DIRECTION:
Locate the word "种西红柿" in the data below, then copy every line that holds it.

Stored records

----

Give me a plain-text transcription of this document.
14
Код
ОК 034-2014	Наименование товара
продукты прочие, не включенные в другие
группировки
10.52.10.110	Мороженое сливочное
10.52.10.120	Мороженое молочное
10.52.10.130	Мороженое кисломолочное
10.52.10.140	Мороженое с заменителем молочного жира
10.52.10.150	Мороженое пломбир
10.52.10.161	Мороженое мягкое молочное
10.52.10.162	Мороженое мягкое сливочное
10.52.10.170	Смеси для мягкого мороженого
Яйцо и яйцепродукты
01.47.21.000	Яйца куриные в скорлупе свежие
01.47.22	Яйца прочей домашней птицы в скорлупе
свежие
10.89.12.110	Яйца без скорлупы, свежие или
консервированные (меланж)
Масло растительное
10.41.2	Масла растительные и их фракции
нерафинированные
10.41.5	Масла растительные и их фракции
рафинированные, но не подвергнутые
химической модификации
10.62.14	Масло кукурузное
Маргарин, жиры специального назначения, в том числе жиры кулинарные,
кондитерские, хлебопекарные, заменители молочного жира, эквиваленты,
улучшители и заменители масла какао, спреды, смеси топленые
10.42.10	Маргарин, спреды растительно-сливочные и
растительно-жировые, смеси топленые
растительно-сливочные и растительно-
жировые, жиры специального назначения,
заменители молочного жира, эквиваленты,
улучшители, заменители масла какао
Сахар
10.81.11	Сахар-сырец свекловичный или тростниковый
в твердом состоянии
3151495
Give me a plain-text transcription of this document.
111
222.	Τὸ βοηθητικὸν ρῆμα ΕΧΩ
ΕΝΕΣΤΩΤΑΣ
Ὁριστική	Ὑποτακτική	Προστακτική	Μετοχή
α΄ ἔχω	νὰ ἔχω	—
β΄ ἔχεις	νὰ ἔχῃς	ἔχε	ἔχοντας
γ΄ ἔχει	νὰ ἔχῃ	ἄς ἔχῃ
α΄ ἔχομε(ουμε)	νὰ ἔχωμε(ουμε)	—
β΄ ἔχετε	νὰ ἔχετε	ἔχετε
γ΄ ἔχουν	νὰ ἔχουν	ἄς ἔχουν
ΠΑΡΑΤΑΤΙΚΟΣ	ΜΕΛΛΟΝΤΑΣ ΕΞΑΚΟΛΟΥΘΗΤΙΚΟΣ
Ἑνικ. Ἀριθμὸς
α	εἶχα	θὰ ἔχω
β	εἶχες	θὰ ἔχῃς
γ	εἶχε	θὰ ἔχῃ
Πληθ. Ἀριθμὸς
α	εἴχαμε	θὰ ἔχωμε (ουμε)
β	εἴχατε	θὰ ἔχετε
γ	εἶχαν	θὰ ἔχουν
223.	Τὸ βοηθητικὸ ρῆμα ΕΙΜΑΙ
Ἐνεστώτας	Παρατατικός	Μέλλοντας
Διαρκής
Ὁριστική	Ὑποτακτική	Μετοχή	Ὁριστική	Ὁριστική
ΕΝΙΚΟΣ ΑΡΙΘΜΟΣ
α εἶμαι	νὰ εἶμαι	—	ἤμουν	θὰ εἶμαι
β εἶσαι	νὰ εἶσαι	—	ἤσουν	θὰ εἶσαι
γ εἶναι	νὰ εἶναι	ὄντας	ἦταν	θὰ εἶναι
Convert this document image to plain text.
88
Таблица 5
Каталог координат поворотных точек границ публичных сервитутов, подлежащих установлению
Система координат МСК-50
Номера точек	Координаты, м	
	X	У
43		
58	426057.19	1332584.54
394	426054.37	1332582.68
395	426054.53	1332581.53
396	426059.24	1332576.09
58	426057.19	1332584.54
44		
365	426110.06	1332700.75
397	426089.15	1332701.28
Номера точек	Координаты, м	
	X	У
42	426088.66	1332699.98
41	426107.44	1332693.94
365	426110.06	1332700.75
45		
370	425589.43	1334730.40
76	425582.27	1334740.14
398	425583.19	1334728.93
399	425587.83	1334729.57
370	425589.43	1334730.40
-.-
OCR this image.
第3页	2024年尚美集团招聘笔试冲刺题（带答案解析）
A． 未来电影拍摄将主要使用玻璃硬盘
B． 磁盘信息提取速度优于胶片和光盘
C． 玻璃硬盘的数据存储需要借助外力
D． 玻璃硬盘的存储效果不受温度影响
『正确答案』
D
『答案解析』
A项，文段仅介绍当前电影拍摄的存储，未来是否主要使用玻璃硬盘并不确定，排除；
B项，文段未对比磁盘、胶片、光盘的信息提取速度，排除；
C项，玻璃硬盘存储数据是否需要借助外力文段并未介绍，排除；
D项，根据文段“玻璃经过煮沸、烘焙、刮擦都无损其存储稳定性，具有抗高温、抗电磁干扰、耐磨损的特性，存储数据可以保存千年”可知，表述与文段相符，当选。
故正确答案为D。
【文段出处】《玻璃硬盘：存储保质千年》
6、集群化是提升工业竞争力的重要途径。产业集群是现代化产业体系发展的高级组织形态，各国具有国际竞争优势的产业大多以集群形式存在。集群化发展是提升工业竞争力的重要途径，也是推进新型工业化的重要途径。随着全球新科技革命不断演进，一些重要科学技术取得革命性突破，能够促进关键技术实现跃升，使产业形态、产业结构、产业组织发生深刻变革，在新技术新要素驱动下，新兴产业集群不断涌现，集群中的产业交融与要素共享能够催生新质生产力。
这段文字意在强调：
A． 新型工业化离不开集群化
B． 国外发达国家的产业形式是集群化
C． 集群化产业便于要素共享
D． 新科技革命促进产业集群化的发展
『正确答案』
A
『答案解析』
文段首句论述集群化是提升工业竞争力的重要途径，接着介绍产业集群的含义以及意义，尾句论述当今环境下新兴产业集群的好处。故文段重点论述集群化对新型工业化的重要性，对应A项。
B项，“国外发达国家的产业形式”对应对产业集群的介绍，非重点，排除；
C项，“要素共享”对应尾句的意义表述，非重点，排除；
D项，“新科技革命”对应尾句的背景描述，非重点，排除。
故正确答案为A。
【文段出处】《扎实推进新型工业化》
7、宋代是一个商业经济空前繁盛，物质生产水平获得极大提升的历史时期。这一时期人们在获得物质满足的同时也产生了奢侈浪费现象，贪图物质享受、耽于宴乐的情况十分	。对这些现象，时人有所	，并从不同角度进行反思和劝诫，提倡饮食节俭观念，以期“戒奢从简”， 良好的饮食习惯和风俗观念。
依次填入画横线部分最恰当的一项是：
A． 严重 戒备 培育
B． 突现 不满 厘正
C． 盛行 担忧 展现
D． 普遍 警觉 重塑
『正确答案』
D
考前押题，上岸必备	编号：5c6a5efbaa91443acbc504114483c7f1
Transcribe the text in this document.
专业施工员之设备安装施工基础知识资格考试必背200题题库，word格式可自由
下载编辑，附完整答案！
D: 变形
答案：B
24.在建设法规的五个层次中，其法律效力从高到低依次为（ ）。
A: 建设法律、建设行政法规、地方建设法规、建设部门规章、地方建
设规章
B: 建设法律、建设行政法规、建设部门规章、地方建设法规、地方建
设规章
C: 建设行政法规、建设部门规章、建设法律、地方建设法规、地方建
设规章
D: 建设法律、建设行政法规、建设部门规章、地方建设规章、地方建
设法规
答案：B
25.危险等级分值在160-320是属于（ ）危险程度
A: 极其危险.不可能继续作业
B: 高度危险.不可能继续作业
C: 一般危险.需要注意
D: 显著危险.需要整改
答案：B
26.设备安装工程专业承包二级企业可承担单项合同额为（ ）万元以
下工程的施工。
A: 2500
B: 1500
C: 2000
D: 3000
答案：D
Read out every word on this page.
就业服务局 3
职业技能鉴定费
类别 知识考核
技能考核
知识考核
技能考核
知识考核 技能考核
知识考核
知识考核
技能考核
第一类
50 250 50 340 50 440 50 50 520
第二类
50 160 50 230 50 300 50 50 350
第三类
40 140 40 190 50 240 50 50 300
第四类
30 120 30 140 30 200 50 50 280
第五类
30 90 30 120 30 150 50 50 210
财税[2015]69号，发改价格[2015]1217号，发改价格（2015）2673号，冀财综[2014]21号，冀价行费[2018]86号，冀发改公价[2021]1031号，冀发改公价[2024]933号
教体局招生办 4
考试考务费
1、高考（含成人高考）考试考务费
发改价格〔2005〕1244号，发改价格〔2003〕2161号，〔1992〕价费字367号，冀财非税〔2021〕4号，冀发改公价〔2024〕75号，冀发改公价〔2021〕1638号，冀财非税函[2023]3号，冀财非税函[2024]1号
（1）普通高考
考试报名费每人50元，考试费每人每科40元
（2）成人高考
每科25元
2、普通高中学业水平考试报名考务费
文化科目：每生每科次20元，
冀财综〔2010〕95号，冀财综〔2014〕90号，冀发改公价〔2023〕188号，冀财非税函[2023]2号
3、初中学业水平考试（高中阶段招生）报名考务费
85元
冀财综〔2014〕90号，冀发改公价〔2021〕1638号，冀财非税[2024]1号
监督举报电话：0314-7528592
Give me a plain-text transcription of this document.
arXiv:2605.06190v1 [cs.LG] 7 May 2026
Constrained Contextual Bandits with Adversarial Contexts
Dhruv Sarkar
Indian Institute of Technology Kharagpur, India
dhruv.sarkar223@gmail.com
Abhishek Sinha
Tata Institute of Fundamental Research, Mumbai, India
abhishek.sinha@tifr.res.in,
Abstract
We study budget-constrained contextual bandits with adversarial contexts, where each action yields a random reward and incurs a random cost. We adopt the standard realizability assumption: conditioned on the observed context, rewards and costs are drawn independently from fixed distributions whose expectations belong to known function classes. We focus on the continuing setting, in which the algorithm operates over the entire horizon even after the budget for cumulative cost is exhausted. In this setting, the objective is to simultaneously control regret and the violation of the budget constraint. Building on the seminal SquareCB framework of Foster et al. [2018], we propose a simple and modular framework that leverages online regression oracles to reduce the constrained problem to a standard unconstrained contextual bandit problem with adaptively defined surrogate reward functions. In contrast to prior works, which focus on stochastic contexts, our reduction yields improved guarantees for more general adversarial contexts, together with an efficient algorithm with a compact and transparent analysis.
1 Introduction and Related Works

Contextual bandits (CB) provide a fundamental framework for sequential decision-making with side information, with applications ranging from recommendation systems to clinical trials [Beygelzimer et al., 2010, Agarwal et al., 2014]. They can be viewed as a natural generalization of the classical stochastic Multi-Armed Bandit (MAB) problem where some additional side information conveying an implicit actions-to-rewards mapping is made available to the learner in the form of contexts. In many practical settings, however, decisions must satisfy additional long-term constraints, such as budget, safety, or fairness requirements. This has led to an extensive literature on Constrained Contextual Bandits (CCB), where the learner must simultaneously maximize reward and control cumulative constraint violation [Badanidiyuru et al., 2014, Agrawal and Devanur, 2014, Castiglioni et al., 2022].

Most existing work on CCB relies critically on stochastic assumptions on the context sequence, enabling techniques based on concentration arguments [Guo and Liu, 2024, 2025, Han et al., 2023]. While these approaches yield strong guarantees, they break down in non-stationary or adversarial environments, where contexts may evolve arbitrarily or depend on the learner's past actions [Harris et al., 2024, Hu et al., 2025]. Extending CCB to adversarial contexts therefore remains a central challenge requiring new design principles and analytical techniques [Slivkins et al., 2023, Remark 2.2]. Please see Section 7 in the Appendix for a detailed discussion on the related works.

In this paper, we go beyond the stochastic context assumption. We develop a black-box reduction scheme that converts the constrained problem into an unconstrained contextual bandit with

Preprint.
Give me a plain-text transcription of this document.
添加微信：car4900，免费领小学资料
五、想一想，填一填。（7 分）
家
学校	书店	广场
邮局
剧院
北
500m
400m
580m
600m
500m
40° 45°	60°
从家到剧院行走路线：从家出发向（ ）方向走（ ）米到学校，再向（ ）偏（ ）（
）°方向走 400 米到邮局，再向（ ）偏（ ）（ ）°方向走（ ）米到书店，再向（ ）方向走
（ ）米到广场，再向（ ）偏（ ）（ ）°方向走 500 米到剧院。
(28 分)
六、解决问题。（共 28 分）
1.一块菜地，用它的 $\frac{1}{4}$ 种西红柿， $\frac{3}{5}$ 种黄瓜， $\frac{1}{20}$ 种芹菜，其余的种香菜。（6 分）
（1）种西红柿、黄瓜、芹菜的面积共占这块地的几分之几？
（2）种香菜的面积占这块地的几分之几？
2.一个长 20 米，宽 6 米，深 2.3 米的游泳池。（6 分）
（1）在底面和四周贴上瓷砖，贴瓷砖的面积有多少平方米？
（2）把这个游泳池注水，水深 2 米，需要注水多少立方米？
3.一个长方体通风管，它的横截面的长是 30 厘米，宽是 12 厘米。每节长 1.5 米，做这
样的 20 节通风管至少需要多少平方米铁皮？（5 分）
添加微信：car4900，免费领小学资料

----

RESPONSE:
1.一块菜地，用它的 $\frac{1}{4}$ 种西红柿， $\frac{3}{5}$ 种黄瓜， $\frac{1}{20}$ 种芹菜，其余的种香菜。（6 分）
（1）种西红柿、黄瓜、芹菜的面积共占这块地的几分之几？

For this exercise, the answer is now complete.